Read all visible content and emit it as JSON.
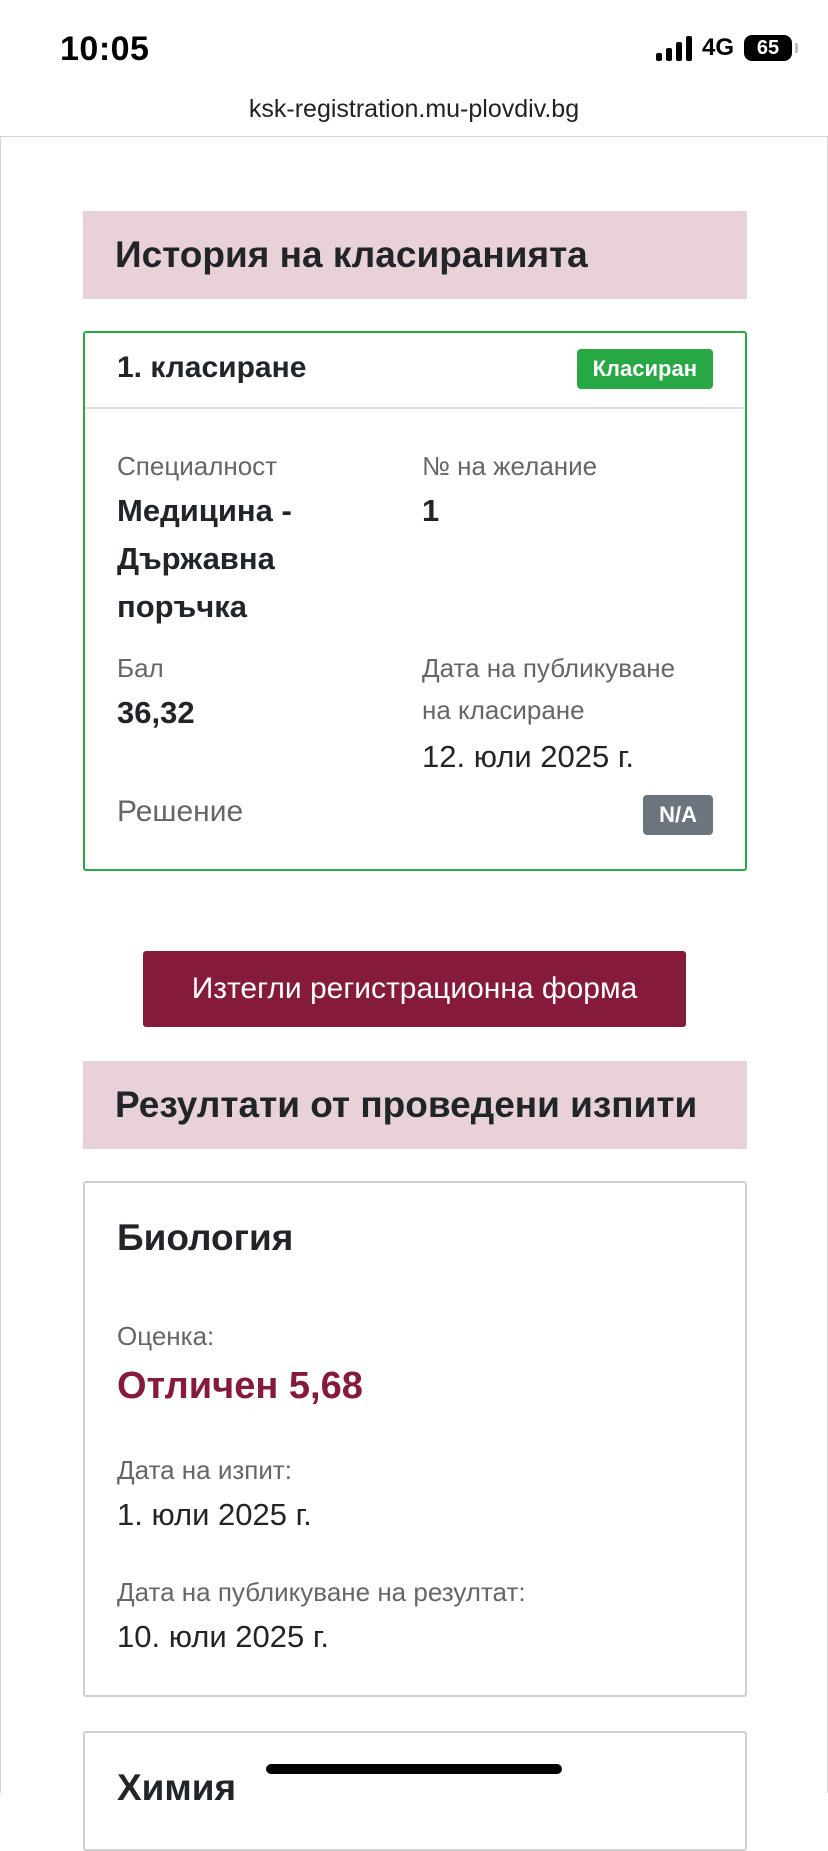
{
  "status_bar": {
    "time": "10:05",
    "network": "4G",
    "battery": "65"
  },
  "browser": {
    "url": "ksk-registration.mu-plovdiv.bg"
  },
  "ranking_history": {
    "heading": "История на класиранията",
    "card": {
      "title": "1. класиране",
      "status_badge": "Класиран",
      "status_color": "#28a745",
      "specialty_label": "Специалност",
      "specialty_value_lines": [
        "Медицина -",
        "Държавна",
        "поръчка"
      ],
      "wish_label": "№ на желание",
      "wish_value": "1",
      "score_label": "Бал",
      "score_value": "36,32",
      "publish_label_lines": [
        "Дата на публикуване",
        "на класиране"
      ],
      "publish_value": "12. юли 2025 г.",
      "decision_label": "Решение",
      "decision_badge": "N/A"
    }
  },
  "download_button": {
    "label": "Изтегли регистрационна форма",
    "color": "#861a3b"
  },
  "exam_results": {
    "heading": "Резултати от проведени изпити",
    "exams": [
      {
        "subject": "Биология",
        "grade_label": "Оценка:",
        "grade_value": "Отличен 5,68",
        "exam_date_label": "Дата на изпит:",
        "exam_date_value": "1. юли 2025 г.",
        "publish_date_label": "Дата на публикуване на резултат:",
        "publish_date_value": "10. юли 2025 г."
      },
      {
        "subject": "Химия"
      }
    ]
  }
}
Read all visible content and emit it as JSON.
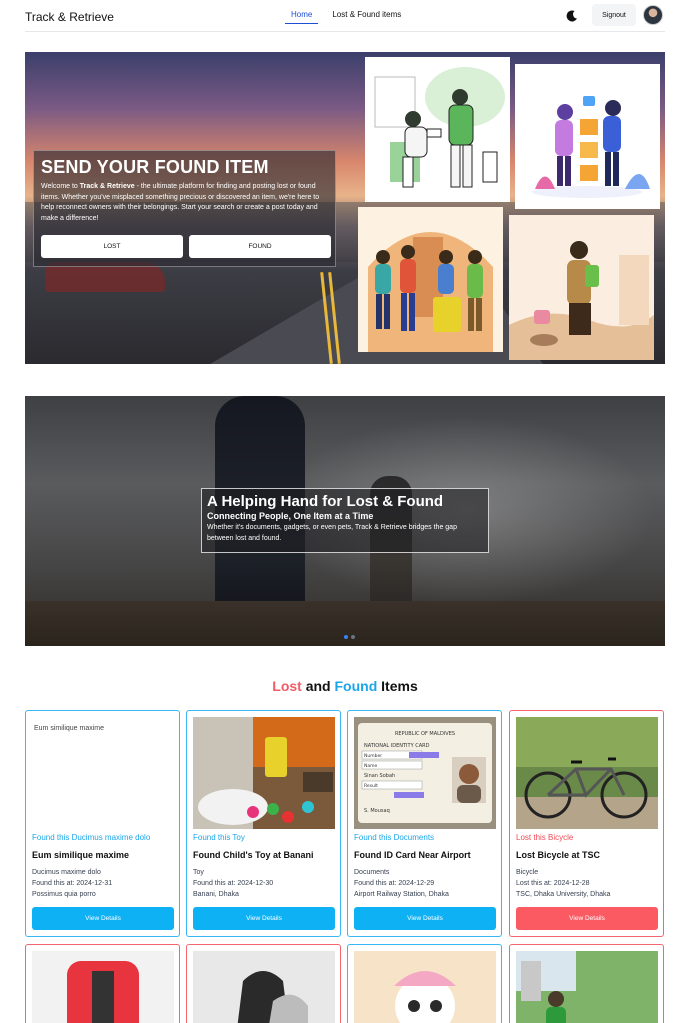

-=-=-=-=-

- _Exercise directions_
Work out how many lines above contain the word "heading". Give only the number.

- _Finished task_
2